▶ [Task details] Reproduce the listing that follows with no differences at all.

(Dataset entries on figures)
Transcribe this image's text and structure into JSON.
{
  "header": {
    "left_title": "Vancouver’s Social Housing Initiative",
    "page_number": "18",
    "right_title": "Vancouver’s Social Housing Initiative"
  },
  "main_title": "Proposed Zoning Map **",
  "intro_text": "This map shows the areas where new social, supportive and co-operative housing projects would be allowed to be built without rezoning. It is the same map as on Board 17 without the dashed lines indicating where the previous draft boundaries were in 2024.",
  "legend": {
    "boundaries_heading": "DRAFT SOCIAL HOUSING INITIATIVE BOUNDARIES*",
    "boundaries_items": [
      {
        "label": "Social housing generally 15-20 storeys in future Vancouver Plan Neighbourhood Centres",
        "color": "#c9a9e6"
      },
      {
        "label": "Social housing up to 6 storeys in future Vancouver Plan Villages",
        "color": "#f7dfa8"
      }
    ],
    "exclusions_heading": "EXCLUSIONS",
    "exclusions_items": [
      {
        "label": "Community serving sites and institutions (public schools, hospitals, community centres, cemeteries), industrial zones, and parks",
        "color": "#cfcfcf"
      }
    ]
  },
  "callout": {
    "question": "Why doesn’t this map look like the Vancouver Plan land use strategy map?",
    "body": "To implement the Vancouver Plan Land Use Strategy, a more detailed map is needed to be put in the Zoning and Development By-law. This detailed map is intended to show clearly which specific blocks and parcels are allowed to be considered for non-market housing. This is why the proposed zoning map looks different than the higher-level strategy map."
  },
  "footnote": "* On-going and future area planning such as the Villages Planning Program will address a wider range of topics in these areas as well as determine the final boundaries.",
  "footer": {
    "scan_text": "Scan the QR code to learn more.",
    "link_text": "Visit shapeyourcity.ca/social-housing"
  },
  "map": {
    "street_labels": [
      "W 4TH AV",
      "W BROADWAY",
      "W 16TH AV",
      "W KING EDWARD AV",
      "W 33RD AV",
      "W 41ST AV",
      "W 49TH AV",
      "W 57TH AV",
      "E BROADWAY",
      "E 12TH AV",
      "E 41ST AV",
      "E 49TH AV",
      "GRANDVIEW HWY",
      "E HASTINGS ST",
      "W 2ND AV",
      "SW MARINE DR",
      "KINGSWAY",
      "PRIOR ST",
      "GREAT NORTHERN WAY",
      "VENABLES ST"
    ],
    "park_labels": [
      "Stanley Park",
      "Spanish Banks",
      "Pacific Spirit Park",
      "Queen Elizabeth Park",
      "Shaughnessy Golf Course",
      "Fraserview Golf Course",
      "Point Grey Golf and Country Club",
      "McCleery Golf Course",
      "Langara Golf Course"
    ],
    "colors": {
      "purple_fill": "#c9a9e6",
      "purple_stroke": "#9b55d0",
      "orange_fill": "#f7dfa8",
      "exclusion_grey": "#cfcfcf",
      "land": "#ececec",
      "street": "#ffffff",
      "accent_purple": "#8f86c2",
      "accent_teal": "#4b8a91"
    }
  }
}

▶ [Correct output]
Transcribe this image's text and structure into JSON.
{
  "header": {
    "left_title": "Vancouver’s Social Housing Initiative",
    "page_number": "18",
    "right_title": "Vancouver’s Social Housing Initiative"
  },
  "main_title": "Proposed Zoning Map **",
  "intro_text": "This map shows the areas where new social, supportive and co-operative housing projects would be allowed to be built without rezoning. It is the same map as on Board 17 without the dashed lines indicating where the previous draft boundaries were in 2024.",
  "legend": {
    "boundaries_heading": "DRAFT SOCIAL HOUSING INITIATIVE BOUNDARIES*",
    "boundaries_items": [
      {
        "label": "Social housing generally 15-20 storeys in future Vancouver Plan Neighbourhood Centres",
        "color": "#c9a9e6"
      },
      {
        "label": "Social housing up to 6 storeys in future Vancouver Plan Villages",
        "color": "#f7dfa8"
      }
    ],
    "exclusions_heading": "EXCLUSIONS",
    "exclusions_items": [
      {
        "label": "Community serving sites and institutions (public schools, hospitals, community centres, cemeteries), industrial zones, and parks",
        "color": "#cfcfcf"
      }
    ]
  },
  "callout": {
    "question": "Why doesn’t this map look like the Vancouver Plan land use strategy map?",
    "body": "To implement the Vancouver Plan Land Use Strategy, a more detailed map is needed to be put in the Zoning and Development By-law. This detailed map is intended to show clearly which specific blocks and parcels are allowed to be considered for non-market housing. This is why the proposed zoning map looks different than the higher-level strategy map."
  },
  "footnote": "* On-going and future area planning such as the Villages Planning Program will address a wider range of topics in these areas as well as determine the final boundaries.",
  "footer": {
    "scan_text": "Scan the QR code to learn more.",
    "link_text": "Visit shapeyourcity.ca/social-housing"
  },
  "map": {
    "street_labels": [
      "W 4TH AV",
      "W BROADWAY",
      "W 16TH AV",
      "W KING EDWARD AV",
      "W 33RD AV",
      "W 41ST AV",
      "W 49TH AV",
      "W 57TH AV",
      "E BROADWAY",
      "E 12TH AV",
      "E 41ST AV",
      "E 49TH AV",
      "GRANDVIEW HWY",
      "E HASTINGS ST",
      "W 2ND AV",
      "SW MARINE DR",
      "KINGSWAY",
      "PRIOR ST",
      "GREAT NORTHERN WAY",
      "VENABLES ST"
    ],
    "park_labels": [
      "Stanley Park",
      "Spanish Banks",
      "Pacific Spirit Park",
      "Queen Elizabeth Park",
      "Shaughnessy Golf Course",
      "Fraserview Golf Course",
      "Point Grey Golf and Country Club",
      "McCleery Golf Course",
      "Langara Golf Course"
    ],
    "colors": {
      "purple_fill": "#c9a9e6",
      "purple_stroke": "#9b55d0",
      "orange_fill": "#f7dfa8",
      "exclusion_grey": "#cfcfcf",
      "land": "#ececec",
      "street": "#ffffff",
      "accent_purple": "#8f86c2",
      "accent_teal": "#4b8a91"
    }
  }
}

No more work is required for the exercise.